Items from a dataset
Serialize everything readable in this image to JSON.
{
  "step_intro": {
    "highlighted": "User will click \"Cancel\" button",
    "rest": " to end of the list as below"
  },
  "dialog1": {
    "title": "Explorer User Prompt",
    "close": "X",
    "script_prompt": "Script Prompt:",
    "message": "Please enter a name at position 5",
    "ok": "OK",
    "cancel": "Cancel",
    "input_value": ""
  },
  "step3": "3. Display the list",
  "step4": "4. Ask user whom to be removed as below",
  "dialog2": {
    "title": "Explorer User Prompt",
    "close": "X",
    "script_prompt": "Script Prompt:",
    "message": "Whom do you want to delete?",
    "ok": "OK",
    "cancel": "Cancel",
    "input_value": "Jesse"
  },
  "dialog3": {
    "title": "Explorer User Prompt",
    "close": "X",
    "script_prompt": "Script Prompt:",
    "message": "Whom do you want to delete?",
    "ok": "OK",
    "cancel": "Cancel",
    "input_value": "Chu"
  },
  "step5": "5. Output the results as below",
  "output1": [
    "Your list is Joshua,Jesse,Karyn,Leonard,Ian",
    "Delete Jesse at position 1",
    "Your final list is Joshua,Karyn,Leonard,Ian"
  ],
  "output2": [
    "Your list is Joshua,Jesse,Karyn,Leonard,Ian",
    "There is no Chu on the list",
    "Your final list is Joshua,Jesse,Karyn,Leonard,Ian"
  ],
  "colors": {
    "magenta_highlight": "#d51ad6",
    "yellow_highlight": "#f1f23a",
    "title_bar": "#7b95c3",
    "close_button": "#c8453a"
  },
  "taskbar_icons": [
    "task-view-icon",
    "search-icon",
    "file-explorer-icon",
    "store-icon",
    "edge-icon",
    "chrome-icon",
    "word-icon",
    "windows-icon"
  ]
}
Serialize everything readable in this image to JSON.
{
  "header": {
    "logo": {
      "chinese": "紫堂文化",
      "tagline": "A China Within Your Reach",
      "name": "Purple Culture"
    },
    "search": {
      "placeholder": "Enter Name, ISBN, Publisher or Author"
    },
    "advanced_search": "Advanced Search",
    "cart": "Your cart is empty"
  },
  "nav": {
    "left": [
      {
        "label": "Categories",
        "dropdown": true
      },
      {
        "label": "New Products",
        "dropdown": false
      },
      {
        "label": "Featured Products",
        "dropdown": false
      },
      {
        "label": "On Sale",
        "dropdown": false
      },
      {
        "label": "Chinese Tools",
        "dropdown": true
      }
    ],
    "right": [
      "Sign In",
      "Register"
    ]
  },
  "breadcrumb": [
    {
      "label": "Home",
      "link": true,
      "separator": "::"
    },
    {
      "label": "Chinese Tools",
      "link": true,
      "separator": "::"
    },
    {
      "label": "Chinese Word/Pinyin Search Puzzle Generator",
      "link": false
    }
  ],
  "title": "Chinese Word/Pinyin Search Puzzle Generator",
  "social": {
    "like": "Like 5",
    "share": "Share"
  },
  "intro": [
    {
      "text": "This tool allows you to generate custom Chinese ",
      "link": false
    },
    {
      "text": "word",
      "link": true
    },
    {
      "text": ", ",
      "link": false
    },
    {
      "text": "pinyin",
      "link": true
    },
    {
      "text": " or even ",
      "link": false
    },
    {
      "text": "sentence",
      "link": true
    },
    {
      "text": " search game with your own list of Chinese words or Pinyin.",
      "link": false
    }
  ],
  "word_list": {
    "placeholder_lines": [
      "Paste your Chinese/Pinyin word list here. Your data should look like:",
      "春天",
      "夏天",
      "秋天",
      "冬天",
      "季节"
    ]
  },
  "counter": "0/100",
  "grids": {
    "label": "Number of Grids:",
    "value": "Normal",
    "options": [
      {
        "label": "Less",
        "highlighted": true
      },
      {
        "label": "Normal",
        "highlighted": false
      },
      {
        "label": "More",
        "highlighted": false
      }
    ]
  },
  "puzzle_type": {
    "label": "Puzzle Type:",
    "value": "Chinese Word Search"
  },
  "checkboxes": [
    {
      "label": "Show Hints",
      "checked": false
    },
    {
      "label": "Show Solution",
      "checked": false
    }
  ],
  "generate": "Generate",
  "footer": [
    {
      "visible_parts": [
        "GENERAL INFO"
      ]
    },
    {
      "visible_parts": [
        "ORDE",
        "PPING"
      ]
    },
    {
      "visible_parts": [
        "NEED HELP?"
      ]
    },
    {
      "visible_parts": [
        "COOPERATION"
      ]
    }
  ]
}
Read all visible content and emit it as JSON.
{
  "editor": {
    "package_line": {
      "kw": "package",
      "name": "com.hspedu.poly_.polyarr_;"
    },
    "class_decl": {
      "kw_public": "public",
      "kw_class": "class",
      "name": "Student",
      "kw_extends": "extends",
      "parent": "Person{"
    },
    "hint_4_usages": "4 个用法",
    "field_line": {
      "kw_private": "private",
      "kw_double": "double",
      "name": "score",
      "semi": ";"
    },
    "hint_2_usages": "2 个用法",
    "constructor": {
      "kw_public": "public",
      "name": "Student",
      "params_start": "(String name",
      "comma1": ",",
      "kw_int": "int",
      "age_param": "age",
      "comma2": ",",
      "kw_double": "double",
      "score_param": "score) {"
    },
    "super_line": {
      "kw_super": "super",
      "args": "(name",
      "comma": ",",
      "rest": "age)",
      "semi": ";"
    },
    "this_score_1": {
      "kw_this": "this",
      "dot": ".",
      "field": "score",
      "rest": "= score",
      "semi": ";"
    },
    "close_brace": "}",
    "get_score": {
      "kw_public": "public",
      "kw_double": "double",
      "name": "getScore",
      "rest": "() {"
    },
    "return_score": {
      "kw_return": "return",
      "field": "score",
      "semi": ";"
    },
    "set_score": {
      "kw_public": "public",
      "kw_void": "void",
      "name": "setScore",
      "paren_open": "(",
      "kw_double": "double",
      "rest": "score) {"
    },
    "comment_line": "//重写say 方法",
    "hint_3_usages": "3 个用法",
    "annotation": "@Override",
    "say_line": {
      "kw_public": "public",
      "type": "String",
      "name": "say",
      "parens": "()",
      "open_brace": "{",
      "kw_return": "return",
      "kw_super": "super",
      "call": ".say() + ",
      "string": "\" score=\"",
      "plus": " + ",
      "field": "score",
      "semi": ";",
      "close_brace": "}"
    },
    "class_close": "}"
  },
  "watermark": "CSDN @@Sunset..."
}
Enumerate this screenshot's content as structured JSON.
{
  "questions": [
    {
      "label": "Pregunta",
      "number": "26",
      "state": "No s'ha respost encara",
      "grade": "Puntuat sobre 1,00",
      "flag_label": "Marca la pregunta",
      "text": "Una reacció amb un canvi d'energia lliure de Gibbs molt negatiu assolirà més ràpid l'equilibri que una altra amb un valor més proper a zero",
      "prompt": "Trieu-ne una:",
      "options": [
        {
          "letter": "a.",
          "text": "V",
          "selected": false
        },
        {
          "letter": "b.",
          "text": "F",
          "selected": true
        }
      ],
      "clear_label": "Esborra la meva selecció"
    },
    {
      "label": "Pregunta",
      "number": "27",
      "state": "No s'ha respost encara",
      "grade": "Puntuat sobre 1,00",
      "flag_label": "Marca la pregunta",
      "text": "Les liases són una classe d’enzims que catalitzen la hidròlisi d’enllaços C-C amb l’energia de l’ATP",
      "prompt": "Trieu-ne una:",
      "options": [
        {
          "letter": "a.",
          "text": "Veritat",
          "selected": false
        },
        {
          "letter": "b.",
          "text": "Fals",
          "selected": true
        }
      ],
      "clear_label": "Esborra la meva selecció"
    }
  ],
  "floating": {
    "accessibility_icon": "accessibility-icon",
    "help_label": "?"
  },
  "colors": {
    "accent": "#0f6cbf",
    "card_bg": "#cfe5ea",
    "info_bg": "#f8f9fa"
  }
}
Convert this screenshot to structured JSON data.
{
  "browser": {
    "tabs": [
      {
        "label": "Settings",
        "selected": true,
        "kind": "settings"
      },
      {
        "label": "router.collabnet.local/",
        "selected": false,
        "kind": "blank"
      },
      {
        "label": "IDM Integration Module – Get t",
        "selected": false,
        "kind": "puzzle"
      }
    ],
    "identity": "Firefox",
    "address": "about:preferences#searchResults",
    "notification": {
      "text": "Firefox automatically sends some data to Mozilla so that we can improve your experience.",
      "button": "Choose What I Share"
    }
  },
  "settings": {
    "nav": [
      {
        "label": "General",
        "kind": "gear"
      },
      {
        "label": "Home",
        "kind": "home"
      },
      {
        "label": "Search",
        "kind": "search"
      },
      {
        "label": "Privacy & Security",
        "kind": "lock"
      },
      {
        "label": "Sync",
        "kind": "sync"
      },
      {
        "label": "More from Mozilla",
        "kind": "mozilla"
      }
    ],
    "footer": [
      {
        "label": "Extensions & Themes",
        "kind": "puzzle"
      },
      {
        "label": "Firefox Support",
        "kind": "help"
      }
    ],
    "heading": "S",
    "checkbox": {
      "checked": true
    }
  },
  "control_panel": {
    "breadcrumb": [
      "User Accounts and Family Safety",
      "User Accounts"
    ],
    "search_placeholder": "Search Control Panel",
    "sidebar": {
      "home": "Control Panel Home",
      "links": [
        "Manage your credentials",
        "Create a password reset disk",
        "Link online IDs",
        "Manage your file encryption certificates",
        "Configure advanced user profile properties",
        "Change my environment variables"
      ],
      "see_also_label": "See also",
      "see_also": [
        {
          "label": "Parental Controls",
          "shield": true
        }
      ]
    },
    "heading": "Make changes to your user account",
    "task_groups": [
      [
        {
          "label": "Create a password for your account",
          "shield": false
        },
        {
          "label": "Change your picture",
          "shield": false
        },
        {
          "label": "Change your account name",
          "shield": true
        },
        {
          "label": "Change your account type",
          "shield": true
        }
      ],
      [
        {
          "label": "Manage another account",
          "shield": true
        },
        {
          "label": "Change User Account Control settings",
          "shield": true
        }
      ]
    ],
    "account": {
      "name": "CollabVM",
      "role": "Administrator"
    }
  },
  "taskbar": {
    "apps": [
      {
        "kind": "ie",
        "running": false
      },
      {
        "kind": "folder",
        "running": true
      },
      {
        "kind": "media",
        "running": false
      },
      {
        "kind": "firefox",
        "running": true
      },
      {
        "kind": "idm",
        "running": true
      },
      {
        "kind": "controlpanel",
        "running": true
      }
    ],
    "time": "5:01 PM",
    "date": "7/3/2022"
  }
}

TASK OBJECTIVE => What is the number of lines that contain "rest"? Reply with that number alone.

WRITTEN REPLY => 5